• **WORK TO DO**: Repeat everything in the material exactly.
--------------------
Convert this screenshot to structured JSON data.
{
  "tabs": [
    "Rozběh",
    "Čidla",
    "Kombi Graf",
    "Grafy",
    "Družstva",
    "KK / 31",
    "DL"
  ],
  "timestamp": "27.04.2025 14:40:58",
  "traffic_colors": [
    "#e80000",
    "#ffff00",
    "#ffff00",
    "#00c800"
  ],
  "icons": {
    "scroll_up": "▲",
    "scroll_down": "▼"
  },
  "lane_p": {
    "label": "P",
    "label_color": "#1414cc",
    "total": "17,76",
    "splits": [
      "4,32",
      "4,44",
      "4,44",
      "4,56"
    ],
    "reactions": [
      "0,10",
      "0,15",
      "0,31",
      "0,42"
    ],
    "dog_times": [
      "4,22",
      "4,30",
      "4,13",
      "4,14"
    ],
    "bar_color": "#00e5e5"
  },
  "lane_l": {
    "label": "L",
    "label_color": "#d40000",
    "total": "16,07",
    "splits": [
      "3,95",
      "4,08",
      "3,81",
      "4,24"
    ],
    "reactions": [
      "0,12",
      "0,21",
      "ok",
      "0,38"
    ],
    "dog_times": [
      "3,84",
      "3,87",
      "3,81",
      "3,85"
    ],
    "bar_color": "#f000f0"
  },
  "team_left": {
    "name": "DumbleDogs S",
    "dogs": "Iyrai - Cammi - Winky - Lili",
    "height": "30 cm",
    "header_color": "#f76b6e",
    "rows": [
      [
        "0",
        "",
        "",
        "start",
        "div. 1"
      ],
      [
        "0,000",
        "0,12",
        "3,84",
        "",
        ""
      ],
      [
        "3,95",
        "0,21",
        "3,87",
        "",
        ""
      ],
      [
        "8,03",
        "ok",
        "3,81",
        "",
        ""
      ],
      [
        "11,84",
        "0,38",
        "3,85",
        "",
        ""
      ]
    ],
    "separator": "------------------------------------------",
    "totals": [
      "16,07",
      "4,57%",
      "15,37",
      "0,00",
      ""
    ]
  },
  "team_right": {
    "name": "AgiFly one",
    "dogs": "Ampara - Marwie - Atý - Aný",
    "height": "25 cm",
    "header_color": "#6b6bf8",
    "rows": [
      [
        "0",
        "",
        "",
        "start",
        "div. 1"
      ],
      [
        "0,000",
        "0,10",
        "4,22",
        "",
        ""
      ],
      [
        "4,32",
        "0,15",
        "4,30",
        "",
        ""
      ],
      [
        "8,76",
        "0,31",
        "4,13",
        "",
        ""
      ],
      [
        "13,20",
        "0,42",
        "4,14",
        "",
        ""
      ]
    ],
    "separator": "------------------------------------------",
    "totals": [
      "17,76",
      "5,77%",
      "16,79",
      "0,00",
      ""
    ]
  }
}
--------------------
• **FULL SOLUTION**:
Convert this screenshot to structured JSON data.
{
  "tabs": [
    "Rozběh",
    "Čidla",
    "Kombi Graf",
    "Grafy",
    "Družstva",
    "KK / 31",
    "DL"
  ],
  "timestamp": "27.04.2025 14:40:58",
  "traffic_colors": [
    "#e80000",
    "#ffff00",
    "#ffff00",
    "#00c800"
  ],
  "icons": {
    "scroll_up": "▲",
    "scroll_down": "▼"
  },
  "lane_p": {
    "label": "P",
    "label_color": "#1414cc",
    "total": "17,76",
    "splits": [
      "4,32",
      "4,44",
      "4,44",
      "4,56"
    ],
    "reactions": [
      "0,10",
      "0,15",
      "0,31",
      "0,42"
    ],
    "dog_times": [
      "4,22",
      "4,30",
      "4,13",
      "4,14"
    ],
    "bar_color": "#00e5e5"
  },
  "lane_l": {
    "label": "L",
    "label_color": "#d40000",
    "total": "16,07",
    "splits": [
      "3,95",
      "4,08",
      "3,81",
      "4,24"
    ],
    "reactions": [
      "0,12",
      "0,21",
      "ok",
      "0,38"
    ],
    "dog_times": [
      "3,84",
      "3,87",
      "3,81",
      "3,85"
    ],
    "bar_color": "#f000f0"
  },
  "team_left": {
    "name": "DumbleDogs S",
    "dogs": "Iyrai - Cammi - Winky - Lili",
    "height": "30 cm",
    "header_color": "#f76b6e",
    "rows": [
      [
        "0",
        "",
        "",
        "start",
        "div. 1"
      ],
      [
        "0,000",
        "0,12",
        "3,84",
        "",
        ""
      ],
      [
        "3,95",
        "0,21",
        "3,87",
        "",
        ""
      ],
      [
        "8,03",
        "ok",
        "3,81",
        "",
        ""
      ],
      [
        "11,84",
        "0,38",
        "3,85",
        "",
        ""
      ]
    ],
    "separator": "------------------------------------------",
    "totals": [
      "16,07",
      "4,57%",
      "15,37",
      "0,00",
      ""
    ]
  },
  "team_right": {
    "name": "AgiFly one",
    "dogs": "Ampara - Marwie - Atý - Aný",
    "height": "25 cm",
    "header_color": "#6b6bf8",
    "rows": [
      [
        "0",
        "",
        "",
        "start",
        "div. 1"
      ],
      [
        "0,000",
        "0,10",
        "4,22",
        "",
        ""
      ],
      [
        "4,32",
        "0,15",
        "4,30",
        "",
        ""
      ],
      [
        "8,76",
        "0,31",
        "4,13",
        "",
        ""
      ],
      [
        "13,20",
        "0,42",
        "4,14",
        "",
        ""
      ]
    ],
    "separator": "------------------------------------------",
    "totals": [
      "17,76",
      "5,77%",
      "16,79",
      "0,00",
      ""
    ]
  }
}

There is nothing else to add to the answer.